> EXERCISE BRIEF
Would you transcribe all of the data exactly, down to the last character?

[Stored data]
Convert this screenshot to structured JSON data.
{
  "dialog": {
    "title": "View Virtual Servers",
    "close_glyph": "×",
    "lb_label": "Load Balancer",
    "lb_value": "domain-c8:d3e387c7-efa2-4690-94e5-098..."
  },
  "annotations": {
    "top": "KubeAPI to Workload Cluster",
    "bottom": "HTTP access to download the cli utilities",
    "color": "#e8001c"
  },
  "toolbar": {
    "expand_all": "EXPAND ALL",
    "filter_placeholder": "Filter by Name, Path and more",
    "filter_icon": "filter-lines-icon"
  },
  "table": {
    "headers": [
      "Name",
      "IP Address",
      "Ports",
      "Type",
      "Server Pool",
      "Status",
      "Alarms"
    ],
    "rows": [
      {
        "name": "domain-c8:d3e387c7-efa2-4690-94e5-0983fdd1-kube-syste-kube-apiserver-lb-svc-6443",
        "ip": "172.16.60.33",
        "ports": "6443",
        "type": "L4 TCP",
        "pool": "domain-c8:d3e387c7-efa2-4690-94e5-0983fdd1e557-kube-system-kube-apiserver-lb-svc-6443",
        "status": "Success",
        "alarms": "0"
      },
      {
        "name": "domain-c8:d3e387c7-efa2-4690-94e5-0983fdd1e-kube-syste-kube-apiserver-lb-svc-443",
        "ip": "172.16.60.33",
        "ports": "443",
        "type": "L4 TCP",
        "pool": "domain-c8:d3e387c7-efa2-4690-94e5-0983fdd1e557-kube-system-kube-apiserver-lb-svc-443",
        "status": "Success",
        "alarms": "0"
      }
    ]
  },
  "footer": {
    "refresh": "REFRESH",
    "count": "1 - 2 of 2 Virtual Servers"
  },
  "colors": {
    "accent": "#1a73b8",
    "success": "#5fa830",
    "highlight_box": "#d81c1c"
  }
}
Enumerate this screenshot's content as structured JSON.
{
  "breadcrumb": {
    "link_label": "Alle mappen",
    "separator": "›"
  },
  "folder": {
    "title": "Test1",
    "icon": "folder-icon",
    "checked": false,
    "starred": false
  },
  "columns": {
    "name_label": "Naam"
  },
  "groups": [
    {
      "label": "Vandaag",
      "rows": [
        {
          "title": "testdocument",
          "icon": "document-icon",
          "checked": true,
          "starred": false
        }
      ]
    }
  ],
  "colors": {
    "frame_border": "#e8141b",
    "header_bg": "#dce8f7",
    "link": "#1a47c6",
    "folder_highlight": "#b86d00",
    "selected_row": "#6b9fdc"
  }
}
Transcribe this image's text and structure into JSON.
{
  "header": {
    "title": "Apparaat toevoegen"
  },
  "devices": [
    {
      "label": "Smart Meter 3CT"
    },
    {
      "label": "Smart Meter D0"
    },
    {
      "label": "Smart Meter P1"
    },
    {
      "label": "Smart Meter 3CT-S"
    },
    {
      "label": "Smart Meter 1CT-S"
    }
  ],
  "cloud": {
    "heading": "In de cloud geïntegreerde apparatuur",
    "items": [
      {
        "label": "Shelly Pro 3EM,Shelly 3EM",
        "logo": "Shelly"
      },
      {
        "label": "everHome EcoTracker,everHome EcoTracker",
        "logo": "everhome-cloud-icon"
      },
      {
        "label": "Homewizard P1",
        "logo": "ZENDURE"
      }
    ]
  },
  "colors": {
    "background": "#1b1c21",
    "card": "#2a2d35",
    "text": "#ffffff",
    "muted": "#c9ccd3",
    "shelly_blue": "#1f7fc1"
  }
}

> SOLUTION BELOW
Convert this screenshot to structured JSON data.
{
  "dialog": {
    "title": "View Virtual Servers",
    "close_glyph": "×",
    "lb_label": "Load Balancer",
    "lb_value": "domain-c8:d3e387c7-efa2-4690-94e5-098..."
  },
  "annotations": {
    "top": "KubeAPI to Workload Cluster",
    "bottom": "HTTP access to download the cli utilities",
    "color": "#e8001c"
  },
  "toolbar": {
    "expand_all": "EXPAND ALL",
    "filter_placeholder": "Filter by Name, Path and more",
    "filter_icon": "filter-lines-icon"
  },
  "table": {
    "headers": [
      "Name",
      "IP Address",
      "Ports",
      "Type",
      "Server Pool",
      "Status",
      "Alarms"
    ],
    "rows": [
      {
        "name": "domain-c8:d3e387c7-efa2-4690-94e5-0983fdd1-kube-syste-kube-apiserver-lb-svc-6443",
        "ip": "172.16.60.33",
        "ports": "6443",
        "type": "L4 TCP",
        "pool": "domain-c8:d3e387c7-efa2-4690-94e5-0983fdd1e557-kube-system-kube-apiserver-lb-svc-6443",
        "status": "Success",
        "alarms": "0"
      },
      {
        "name": "domain-c8:d3e387c7-efa2-4690-94e5-0983fdd1e-kube-syste-kube-apiserver-lb-svc-443",
        "ip": "172.16.60.33",
        "ports": "443",
        "type": "L4 TCP",
        "pool": "domain-c8:d3e387c7-efa2-4690-94e5-0983fdd1e557-kube-system-kube-apiserver-lb-svc-443",
        "status": "Success",
        "alarms": "0"
      }
    ]
  },
  "footer": {
    "refresh": "REFRESH",
    "count": "1 - 2 of 2 Virtual Servers"
  },
  "colors": {
    "accent": "#1a73b8",
    "success": "#5fa830",
    "highlight_box": "#d81c1c"
  }
}
Enumerate this screenshot's content as structured JSON.
{
  "breadcrumb": {
    "link_label": "Alle mappen",
    "separator": "›"
  },
  "folder": {
    "title": "Test1",
    "icon": "folder-icon",
    "checked": false,
    "starred": false
  },
  "columns": {
    "name_label": "Naam"
  },
  "groups": [
    {
      "label": "Vandaag",
      "rows": [
        {
          "title": "testdocument",
          "icon": "document-icon",
          "checked": true,
          "starred": false
        }
      ]
    }
  ],
  "colors": {
    "frame_border": "#e8141b",
    "header_bg": "#dce8f7",
    "link": "#1a47c6",
    "folder_highlight": "#b86d00",
    "selected_row": "#6b9fdc"
  }
}
Transcribe this image's text and structure into JSON.
{
  "header": {
    "title": "Apparaat toevoegen"
  },
  "devices": [
    {
      "label": "Smart Meter 3CT"
    },
    {
      "label": "Smart Meter D0"
    },
    {
      "label": "Smart Meter P1"
    },
    {
      "label": "Smart Meter 3CT-S"
    },
    {
      "label": "Smart Meter 1CT-S"
    }
  ],
  "cloud": {
    "heading": "In de cloud geïntegreerde apparatuur",
    "items": [
      {
        "label": "Shelly Pro 3EM,Shelly 3EM",
        "logo": "Shelly"
      },
      {
        "label": "everHome EcoTracker,everHome EcoTracker",
        "logo": "everhome-cloud-icon"
      },
      {
        "label": "Homewizard P1",
        "logo": "ZENDURE"
      }
    ]
  },
  "colors": {
    "background": "#1b1c21",
    "card": "#2a2d35",
    "text": "#ffffff",
    "muted": "#c9ccd3",
    "shelly_blue": "#1f7fc1"
  }
}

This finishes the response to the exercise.